Dataset items
*****

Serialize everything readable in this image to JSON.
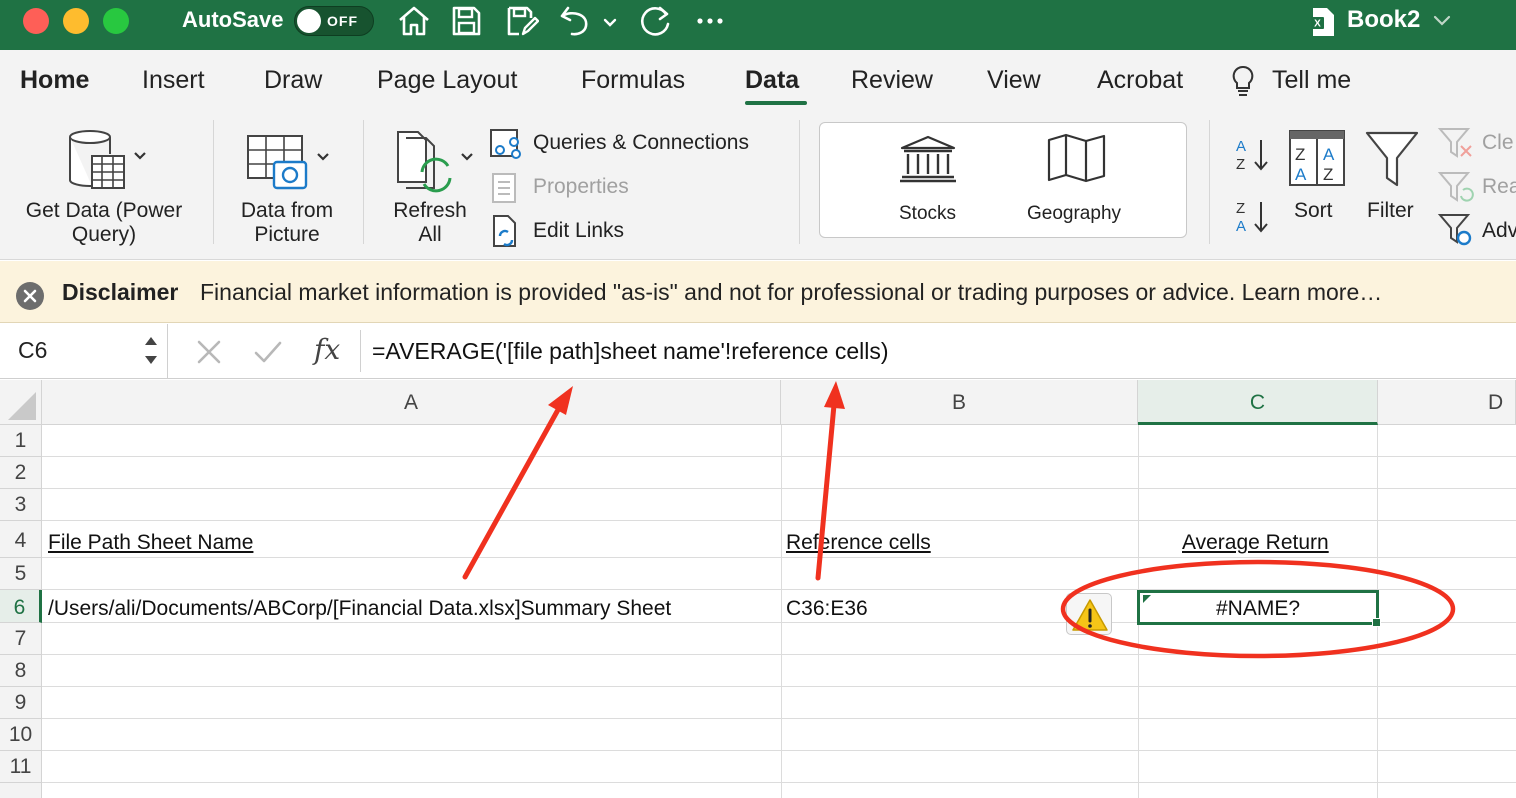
{
  "window": {
    "autosave_label": "AutoSave",
    "autosave_state": "OFF",
    "title": "Book2"
  },
  "tabs": [
    {
      "label": "Home"
    },
    {
      "label": "Insert"
    },
    {
      "label": "Draw"
    },
    {
      "label": "Page Layout"
    },
    {
      "label": "Formulas"
    },
    {
      "label": "Data"
    },
    {
      "label": "Review"
    },
    {
      "label": "View"
    },
    {
      "label": "Acrobat"
    },
    {
      "label": "Tell me"
    }
  ],
  "ribbon": {
    "get_data": "Get Data (Power Query)",
    "data_from_picture": "Data from Picture",
    "refresh_all": "Refresh All",
    "queries_connections": "Queries & Connections",
    "properties": "Properties",
    "edit_links": "Edit Links",
    "stocks": "Stocks",
    "geography": "Geography",
    "sort": "Sort",
    "filter": "Filter",
    "clear_partial": "Cle",
    "reapply_partial": "Rea",
    "advanced_partial": "Adv"
  },
  "disclaimer": {
    "title": "Disclaimer",
    "text": "Financial market information is provided \"as-is\" and not for professional or trading purposes or advice. Learn more…"
  },
  "formula_bar": {
    "name_box": "C6",
    "fx_label": "fx",
    "formula": "=AVERAGE('[file path]sheet name'!reference cells)"
  },
  "columns": [
    "A",
    "B",
    "C",
    "D"
  ],
  "rows": [
    "1",
    "2",
    "3",
    "4",
    "5",
    "6",
    "7",
    "8",
    "9",
    "10",
    "11"
  ],
  "cells": {
    "A4": "File Path Sheet Name",
    "B4": "Reference cells",
    "C4": "Average Return",
    "A6": "/Users/ali/Documents/ABCorp/[Financial Data.xlsx]Summary Sheet",
    "B6": "C36:E36",
    "C6": "#NAME?"
  },
  "colors": {
    "excel_green": "#1f7244",
    "annotation_red": "#f0311f",
    "disclaimer_bg": "#fcf3dd"
  }
}
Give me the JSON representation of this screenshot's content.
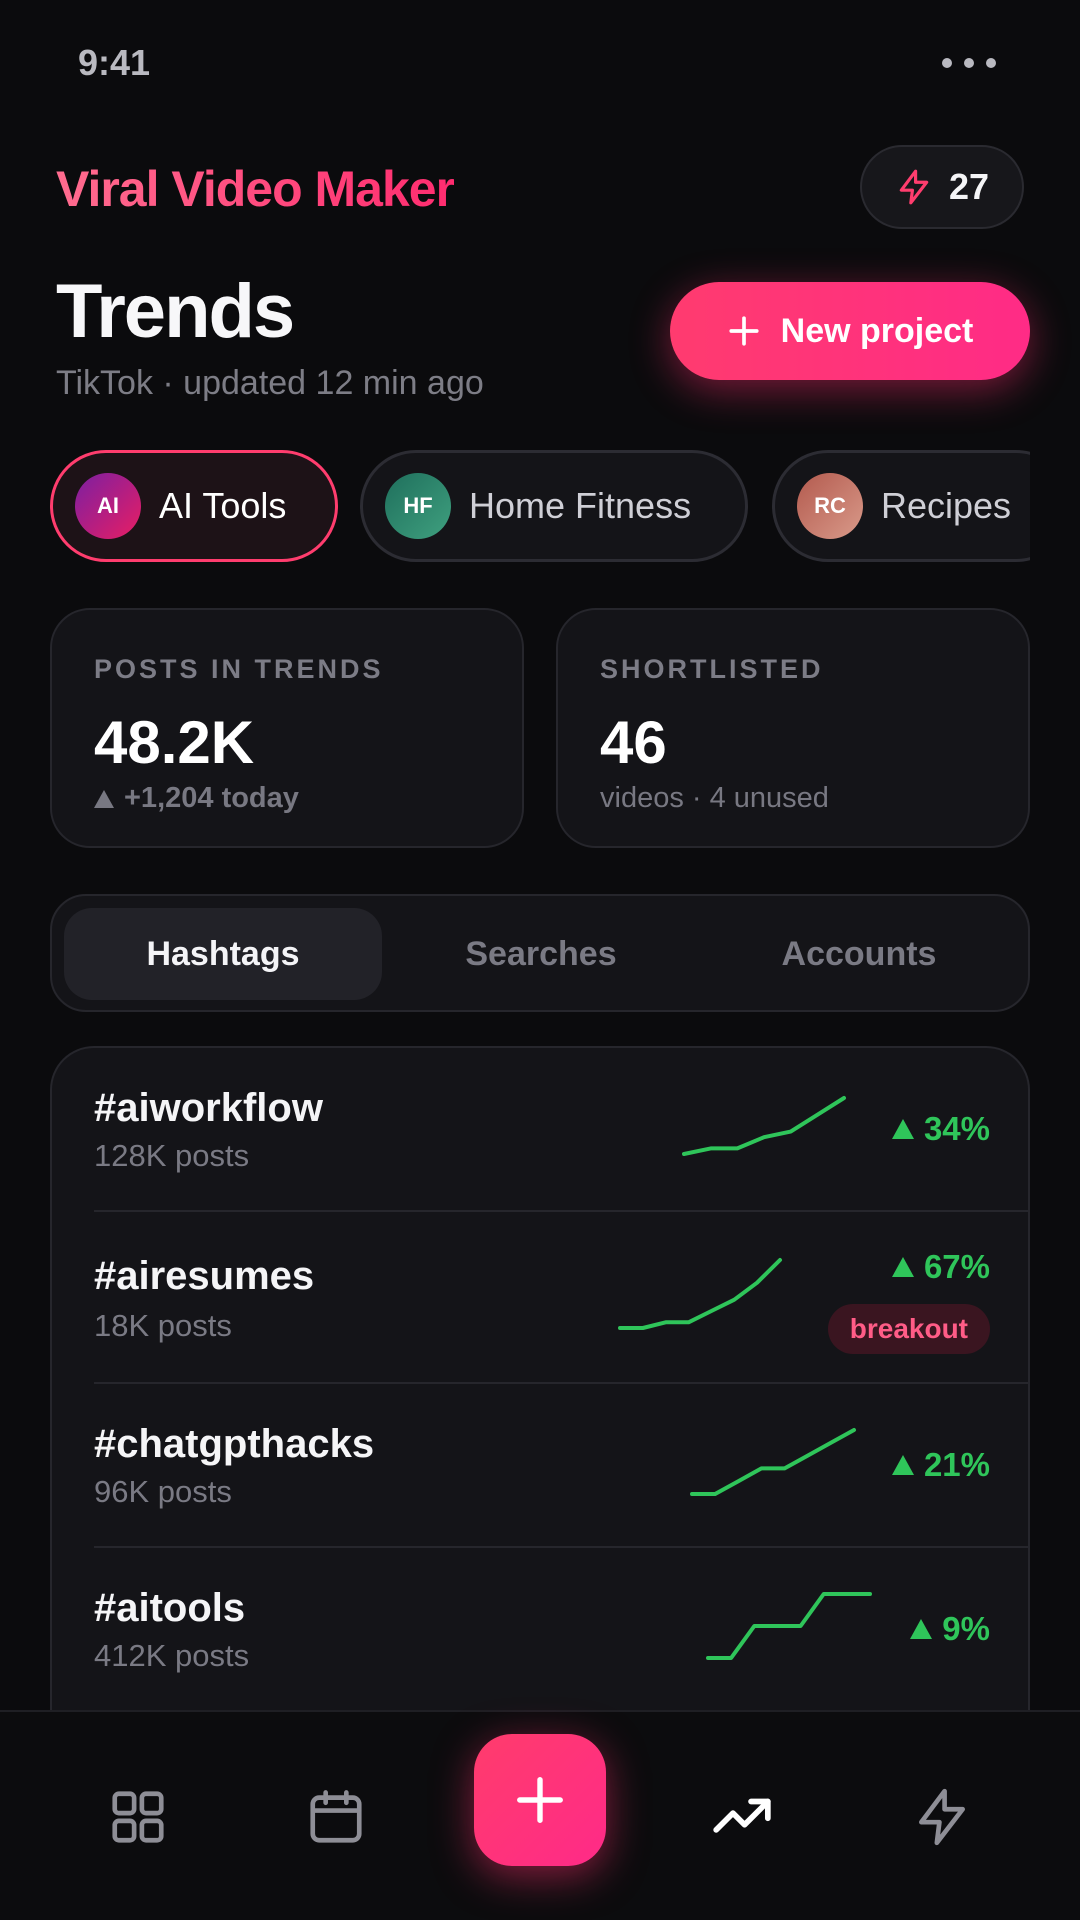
{
  "status_bar": {
    "time": "9:41"
  },
  "header": {
    "app_title": "Viral Video Maker",
    "energy_count": "27",
    "page_title": "Trends",
    "subtitle": "TikTok · updated 12 min ago",
    "new_project_label": "New project"
  },
  "topics": [
    {
      "initials": "AI",
      "label": "AI Tools",
      "active": true
    },
    {
      "initials": "HF",
      "label": "Home Fitness",
      "active": false
    },
    {
      "initials": "RC",
      "label": "Recipes",
      "active": false
    }
  ],
  "stats": {
    "posts": {
      "label": "POSTS IN TRENDS",
      "value": "48.2K",
      "note": "+1,204 today"
    },
    "shortlisted": {
      "label": "SHORTLISTED",
      "value": "46",
      "note": "videos · 4 unused"
    }
  },
  "tabs": [
    {
      "label": "Hashtags",
      "active": true
    },
    {
      "label": "Searches",
      "active": false
    },
    {
      "label": "Accounts",
      "active": false
    }
  ],
  "hashtags": [
    {
      "tag": "#aiworkflow",
      "posts": "128K posts",
      "change": "34%",
      "trend": [
        2,
        3,
        3,
        5,
        6,
        9,
        12
      ]
    },
    {
      "tag": "#airesumes",
      "posts": "18K posts",
      "change": "67%",
      "badge": "breakout",
      "trend": [
        2,
        2,
        3,
        3,
        5,
        7,
        10,
        14
      ]
    },
    {
      "tag": "#chatgpthacks",
      "posts": "96K posts",
      "change": "21%",
      "trend": [
        2,
        2,
        5,
        8,
        8,
        11,
        14,
        17
      ]
    },
    {
      "tag": "#aitools",
      "posts": "412K posts",
      "change": "9%",
      "trend": [
        2,
        2,
        6,
        6,
        6,
        10,
        10,
        10
      ]
    }
  ],
  "colors": {
    "accent": "#ff2d6f",
    "positive": "#2fc55a",
    "background": "#0b0b0d",
    "card": "#141418"
  },
  "nav": {
    "items": [
      {
        "icon": "grid-icon",
        "active": false
      },
      {
        "icon": "calendar-icon",
        "active": false
      },
      {
        "icon": "plus-icon",
        "active": true
      },
      {
        "icon": "trending-icon",
        "active": true
      },
      {
        "icon": "bolt-icon",
        "active": false
      }
    ]
  }
}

*****

**Directions for this task**
All records above are to be output verbatim, with their pictures omitted.

**Your solution**
Serialize everything readable in this image to JSON.
{
  "window": {
    "autosave_label": "AutoSave",
    "autosave_state": "OFF",
    "title": "Book2"
  },
  "tabs": [
    {
      "label": "Home"
    },
    {
      "label": "Insert"
    },
    {
      "label": "Draw"
    },
    {
      "label": "Page Layout"
    },
    {
      "label": "Formulas"
    },
    {
      "label": "Data"
    },
    {
      "label": "Review"
    },
    {
      "label": "View"
    },
    {
      "label": "Acrobat"
    },
    {
      "label": "Tell me"
    }
  ],
  "ribbon": {
    "get_data": "Get Data (Power Query)",
    "data_from_picture": "Data from Picture",
    "refresh_all": "Refresh All",
    "queries_connections": "Queries & Connections",
    "properties": "Properties",
    "edit_links": "Edit Links",
    "stocks": "Stocks",
    "geography": "Geography",
    "sort": "Sort",
    "filter": "Filter",
    "clear_partial": "Cle",
    "reapply_partial": "Rea",
    "advanced_partial": "Adv"
  },
  "disclaimer": {
    "title": "Disclaimer",
    "text": "Financial market information is provided \"as-is\" and not for professional or trading purposes or advice. Learn more…"
  },
  "formula_bar": {
    "name_box": "C6",
    "fx_label": "fx",
    "formula": "=AVERAGE('[file path]sheet name'!reference cells)"
  },
  "columns": [
    "A",
    "B",
    "C",
    "D"
  ],
  "rows": [
    "1",
    "2",
    "3",
    "4",
    "5",
    "6",
    "7",
    "8",
    "9",
    "10",
    "11"
  ],
  "cells": {
    "A4": "File Path Sheet Name",
    "B4": "Reference cells",
    "C4": "Average Return",
    "A6": "/Users/ali/Documents/ABCorp/[Financial Data.xlsx]Summary Sheet",
    "B6": "C36:E36",
    "C6": "#NAME?"
  },
  "colors": {
    "excel_green": "#1f7244",
    "annotation_red": "#f0311f",
    "disclaimer_bg": "#fcf3dd"
  }
}
Give me the JSON representation of this screenshot's content.
{
  "status_bar": {
    "time": "9:41"
  },
  "header": {
    "app_title": "Viral Video Maker",
    "energy_count": "27",
    "page_title": "Trends",
    "subtitle": "TikTok · updated 12 min ago",
    "new_project_label": "New project"
  },
  "topics": [
    {
      "initials": "AI",
      "label": "AI Tools",
      "active": true
    },
    {
      "initials": "HF",
      "label": "Home Fitness",
      "active": false
    },
    {
      "initials": "RC",
      "label": "Recipes",
      "active": false
    }
  ],
  "stats": {
    "posts": {
      "label": "POSTS IN TRENDS",
      "value": "48.2K",
      "note": "+1,204 today"
    },
    "shortlisted": {
      "label": "SHORTLISTED",
      "value": "46",
      "note": "videos · 4 unused"
    }
  },
  "tabs": [
    {
      "label": "Hashtags",
      "active": true
    },
    {
      "label": "Searches",
      "active": false
    },
    {
      "label": "Accounts",
      "active": false
    }
  ],
  "hashtags": [
    {
      "tag": "#aiworkflow",
      "posts": "128K posts",
      "change": "34%",
      "trend": [
        2,
        3,
        3,
        5,
        6,
        9,
        12
      ]
    },
    {
      "tag": "#airesumes",
      "posts": "18K posts",
      "change": "67%",
      "badge": "breakout",
      "trend": [
        2,
        2,
        3,
        3,
        5,
        7,
        10,
        14
      ]
    },
    {
      "tag": "#chatgpthacks",
      "posts": "96K posts",
      "change": "21%",
      "trend": [
        2,
        2,
        5,
        8,
        8,
        11,
        14,
        17
      ]
    },
    {
      "tag": "#aitools",
      "posts": "412K posts",
      "change": "9%",
      "trend": [
        2,
        2,
        6,
        6,
        6,
        10,
        10,
        10
      ]
    }
  ],
  "colors": {
    "accent": "#ff2d6f",
    "positive": "#2fc55a",
    "background": "#0b0b0d",
    "card": "#141418"
  },
  "nav": {
    "items": [
      {
        "icon": "grid-icon",
        "active": false
      },
      {
        "icon": "calendar-icon",
        "active": false
      },
      {
        "icon": "plus-icon",
        "active": true
      },
      {
        "icon": "trending-icon",
        "active": true
      },
      {
        "icon": "bolt-icon",
        "active": false
      }
    ]
  }
}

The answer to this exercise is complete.